◆ **Exercise task**
Copy every record word for word.

◆ **Provided information**
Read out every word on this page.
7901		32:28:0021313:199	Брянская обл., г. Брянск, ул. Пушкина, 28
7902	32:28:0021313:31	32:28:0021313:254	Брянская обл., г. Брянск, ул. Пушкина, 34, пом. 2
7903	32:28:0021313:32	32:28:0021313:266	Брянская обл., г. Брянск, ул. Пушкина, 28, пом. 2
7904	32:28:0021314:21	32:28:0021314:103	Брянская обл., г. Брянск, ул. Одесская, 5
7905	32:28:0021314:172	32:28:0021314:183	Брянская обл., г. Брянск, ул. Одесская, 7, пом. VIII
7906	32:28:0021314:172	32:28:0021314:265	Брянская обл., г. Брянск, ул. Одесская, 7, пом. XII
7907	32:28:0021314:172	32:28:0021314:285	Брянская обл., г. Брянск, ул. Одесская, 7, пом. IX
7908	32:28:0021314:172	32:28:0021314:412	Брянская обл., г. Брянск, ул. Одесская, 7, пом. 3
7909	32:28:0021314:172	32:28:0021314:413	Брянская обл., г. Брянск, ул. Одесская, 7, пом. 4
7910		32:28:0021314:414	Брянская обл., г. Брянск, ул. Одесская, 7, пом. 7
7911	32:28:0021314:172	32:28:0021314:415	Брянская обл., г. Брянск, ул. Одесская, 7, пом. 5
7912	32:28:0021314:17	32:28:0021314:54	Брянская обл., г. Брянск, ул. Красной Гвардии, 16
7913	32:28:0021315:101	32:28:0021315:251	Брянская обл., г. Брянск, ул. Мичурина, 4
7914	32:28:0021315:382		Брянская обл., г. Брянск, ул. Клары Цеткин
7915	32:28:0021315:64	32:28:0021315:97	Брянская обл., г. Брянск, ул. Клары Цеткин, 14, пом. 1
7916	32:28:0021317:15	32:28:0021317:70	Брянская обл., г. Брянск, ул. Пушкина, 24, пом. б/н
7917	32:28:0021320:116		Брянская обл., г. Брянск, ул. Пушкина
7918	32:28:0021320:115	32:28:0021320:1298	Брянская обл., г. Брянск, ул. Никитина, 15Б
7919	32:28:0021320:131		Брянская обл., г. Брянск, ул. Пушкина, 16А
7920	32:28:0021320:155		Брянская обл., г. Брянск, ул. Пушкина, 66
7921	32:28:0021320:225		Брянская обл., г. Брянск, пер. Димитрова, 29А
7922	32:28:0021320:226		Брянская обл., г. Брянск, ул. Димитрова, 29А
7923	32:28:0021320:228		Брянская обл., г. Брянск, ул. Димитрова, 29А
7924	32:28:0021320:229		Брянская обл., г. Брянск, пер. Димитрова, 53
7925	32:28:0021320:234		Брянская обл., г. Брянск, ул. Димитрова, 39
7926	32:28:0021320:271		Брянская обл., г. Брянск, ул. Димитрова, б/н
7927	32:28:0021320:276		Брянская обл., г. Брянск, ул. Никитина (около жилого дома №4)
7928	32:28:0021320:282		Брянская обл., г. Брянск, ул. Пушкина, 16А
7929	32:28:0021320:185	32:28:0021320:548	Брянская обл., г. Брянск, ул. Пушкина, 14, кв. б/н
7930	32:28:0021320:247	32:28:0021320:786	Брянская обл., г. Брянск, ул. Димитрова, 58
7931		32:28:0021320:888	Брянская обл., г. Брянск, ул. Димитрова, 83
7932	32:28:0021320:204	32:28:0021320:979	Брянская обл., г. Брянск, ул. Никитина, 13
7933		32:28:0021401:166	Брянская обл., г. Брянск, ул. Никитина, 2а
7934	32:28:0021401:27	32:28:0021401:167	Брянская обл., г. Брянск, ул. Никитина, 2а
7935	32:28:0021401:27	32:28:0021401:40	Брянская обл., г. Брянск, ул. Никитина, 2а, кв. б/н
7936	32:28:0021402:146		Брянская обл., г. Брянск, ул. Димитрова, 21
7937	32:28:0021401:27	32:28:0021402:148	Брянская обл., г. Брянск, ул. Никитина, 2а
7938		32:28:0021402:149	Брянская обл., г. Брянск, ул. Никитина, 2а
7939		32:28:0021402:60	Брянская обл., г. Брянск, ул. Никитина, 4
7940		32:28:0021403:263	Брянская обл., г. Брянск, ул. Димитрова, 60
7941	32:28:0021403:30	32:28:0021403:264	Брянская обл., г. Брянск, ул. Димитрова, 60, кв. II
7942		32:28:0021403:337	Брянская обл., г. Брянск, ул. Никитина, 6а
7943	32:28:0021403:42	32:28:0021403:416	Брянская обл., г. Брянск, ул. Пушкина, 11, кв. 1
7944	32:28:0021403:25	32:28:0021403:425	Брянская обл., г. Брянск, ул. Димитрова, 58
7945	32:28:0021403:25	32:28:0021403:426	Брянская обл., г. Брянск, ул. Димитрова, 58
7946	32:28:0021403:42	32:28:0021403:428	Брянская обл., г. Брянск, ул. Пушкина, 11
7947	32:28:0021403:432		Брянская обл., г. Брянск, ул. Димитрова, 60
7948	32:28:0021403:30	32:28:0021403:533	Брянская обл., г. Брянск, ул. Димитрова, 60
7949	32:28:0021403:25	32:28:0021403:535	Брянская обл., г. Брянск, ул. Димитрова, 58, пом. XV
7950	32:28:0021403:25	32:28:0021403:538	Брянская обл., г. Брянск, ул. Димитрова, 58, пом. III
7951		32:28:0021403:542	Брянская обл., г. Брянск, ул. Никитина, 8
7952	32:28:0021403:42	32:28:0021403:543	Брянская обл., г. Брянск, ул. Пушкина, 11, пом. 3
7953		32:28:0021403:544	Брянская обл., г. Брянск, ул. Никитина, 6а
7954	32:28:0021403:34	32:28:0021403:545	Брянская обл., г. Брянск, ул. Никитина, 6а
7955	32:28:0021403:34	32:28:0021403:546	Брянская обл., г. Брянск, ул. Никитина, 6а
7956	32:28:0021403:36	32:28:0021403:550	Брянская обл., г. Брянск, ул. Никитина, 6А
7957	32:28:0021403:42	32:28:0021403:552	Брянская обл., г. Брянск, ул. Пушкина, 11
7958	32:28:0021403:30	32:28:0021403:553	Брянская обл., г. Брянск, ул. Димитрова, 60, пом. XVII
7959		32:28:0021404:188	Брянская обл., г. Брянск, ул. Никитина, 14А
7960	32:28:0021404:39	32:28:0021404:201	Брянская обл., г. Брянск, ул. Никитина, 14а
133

◆ **Right answer**
Read out every word on this page.
7901		32:28:0021313:199	Брянская обл., г. Брянск, ул. Пушкина, 28
7902	32:28:0021313:31	32:28:0021313:254	Брянская обл., г. Брянск, ул. Пушкина, 34, пом. 2
7903	32:28:0021313:32	32:28:0021313:266	Брянская обл., г. Брянск, ул. Пушкина, 28, пом. 2
7904	32:28:0021314:21	32:28:0021314:103	Брянская обл., г. Брянск, ул. Одесская, 5
7905	32:28:0021314:172	32:28:0021314:183	Брянская обл., г. Брянск, ул. Одесская, 7, пом. VIII
7906	32:28:0021314:172	32:28:0021314:265	Брянская обл., г. Брянск, ул. Одесская, 7, пом. XII
7907	32:28:0021314:172	32:28:0021314:285	Брянская обл., г. Брянск, ул. Одесская, 7, пом. IX
7908	32:28:0021314:172	32:28:0021314:412	Брянская обл., г. Брянск, ул. Одесская, 7, пом. 3
7909	32:28:0021314:172	32:28:0021314:413	Брянская обл., г. Брянск, ул. Одесская, 7, пом. 4
7910		32:28:0021314:414	Брянская обл., г. Брянск, ул. Одесская, 7, пом. 7
7911	32:28:0021314:172	32:28:0021314:415	Брянская обл., г. Брянск, ул. Одесская, 7, пом. 5
7912	32:28:0021314:17	32:28:0021314:54	Брянская обл., г. Брянск, ул. Красной Гвардии, 16
7913	32:28:0021315:101	32:28:0021315:251	Брянская обл., г. Брянск, ул. Мичурина, 4
7914	32:28:0021315:382		Брянская обл., г. Брянск, ул. Клары Цеткин
7915	32:28:0021315:64	32:28:0021315:97	Брянская обл., г. Брянск, ул. Клары Цеткин, 14, пом. 1
7916	32:28:0021317:15	32:28:0021317:70	Брянская обл., г. Брянск, ул. Пушкина, 24, пом. б/н
7917	32:28:0021320:116		Брянская обл., г. Брянск, ул. Пушкина
7918	32:28:0021320:115	32:28:0021320:1298	Брянская обл., г. Брянск, ул. Никитина, 15Б
7919	32:28:0021320:131		Брянская обл., г. Брянск, ул. Пушкина, 16А
7920	32:28:0021320:155		Брянская обл., г. Брянск, ул. Пушкина, 66
7921	32:28:0021320:225		Брянская обл., г. Брянск, пер. Димитрова, 29А
7922	32:28:0021320:226		Брянская обл., г. Брянск, ул. Димитрова, 29А
7923	32:28:0021320:228		Брянская обл., г. Брянск, ул. Димитрова, 29А
7924	32:28:0021320:229		Брянская обл., г. Брянск, пер. Димитрова, 53
7925	32:28:0021320:234		Брянская обл., г. Брянск, ул. Димитрова, 39
7926	32:28:0021320:271		Брянская обл., г. Брянск, ул. Димитрова, б/н
7927	32:28:0021320:276		Брянская обл., г. Брянск, ул. Никитина (около жилого дома №4)
7928	32:28:0021320:282		Брянская обл., г. Брянск, ул. Пушкина, 16А
7929	32:28:0021320:185	32:28:0021320:548	Брянская обл., г. Брянск, ул. Пушкина, 14, кв. б/н
7930	32:28:0021320:247	32:28:0021320:786	Брянская обл., г. Брянск, ул. Димитрова, 58
7931		32:28:0021320:888	Брянская обл., г. Брянск, ул. Димитрова, 83
7932	32:28:0021320:204	32:28:0021320:979	Брянская обл., г. Брянск, ул. Никитина, 13
7933		32:28:0021401:166	Брянская обл., г. Брянск, ул. Никитина, 2а
7934	32:28:0021401:27	32:28:0021401:167	Брянская обл., г. Брянск, ул. Никитина, 2а
7935	32:28:0021401:27	32:28:0021401:40	Брянская обл., г. Брянск, ул. Никитина, 2а, кв. б/н
7936	32:28:0021402:146		Брянская обл., г. Брянск, ул. Димитрова, 21
7937	32:28:0021401:27	32:28:0021402:148	Брянская обл., г. Брянск, ул. Никитина, 2а
7938		32:28:0021402:149	Брянская обл., г. Брянск, ул. Никитина, 2а
7939		32:28:0021402:60	Брянская обл., г. Брянск, ул. Никитина, 4
7940		32:28:0021403:263	Брянская обл., г. Брянск, ул. Димитрова, 60
7941	32:28:0021403:30	32:28:0021403:264	Брянская обл., г. Брянск, ул. Димитрова, 60, кв. II
7942		32:28:0021403:337	Брянская обл., г. Брянск, ул. Никитина, 6а
7943	32:28:0021403:42	32:28:0021403:416	Брянская обл., г. Брянск, ул. Пушкина, 11, кв. 1
7944	32:28:0021403:25	32:28:0021403:425	Брянская обл., г. Брянск, ул. Димитрова, 58
7945	32:28:0021403:25	32:28:0021403:426	Брянская обл., г. Брянск, ул. Димитрова, 58
7946	32:28:0021403:42	32:28:0021403:428	Брянская обл., г. Брянск, ул. Пушкина, 11
7947	32:28:0021403:432		Брянская обл., г. Брянск, ул. Димитрова, 60
7948	32:28:0021403:30	32:28:0021403:533	Брянская обл., г. Брянск, ул. Димитрова, 60
7949	32:28:0021403:25	32:28:0021403:535	Брянская обл., г. Брянск, ул. Димитрова, 58, пом. XV
7950	32:28:0021403:25	32:28:0021403:538	Брянская обл., г. Брянск, ул. Димитрова, 58, пом. III
7951		32:28:0021403:542	Брянская обл., г. Брянск, ул. Никитина, 8
7952	32:28:0021403:42	32:28:0021403:543	Брянская обл., г. Брянск, ул. Пушкина, 11, пом. 3
7953		32:28:0021403:544	Брянская обл., г. Брянск, ул. Никитина, 6а
7954	32:28:0021403:34	32:28:0021403:545	Брянская обл., г. Брянск, ул. Никитина, 6а
7955	32:28:0021403:34	32:28:0021403:546	Брянская обл., г. Брянск, ул. Никитина, 6а
7956	32:28:0021403:36	32:28:0021403:550	Брянская обл., г. Брянск, ул. Никитина, 6А
7957	32:28:0021403:42	32:28:0021403:552	Брянская обл., г. Брянск, ул. Пушкина, 11
7958	32:28:0021403:30	32:28:0021403:553	Брянская обл., г. Брянск, ул. Димитрова, 60, пом. XVII
7959		32:28:0021404:188	Брянская обл., г. Брянск, ул. Никитина, 14А
7960	32:28:0021404:39	32:28:0021404:201	Брянская обл., г. Брянск, ул. Никитина, 14а
133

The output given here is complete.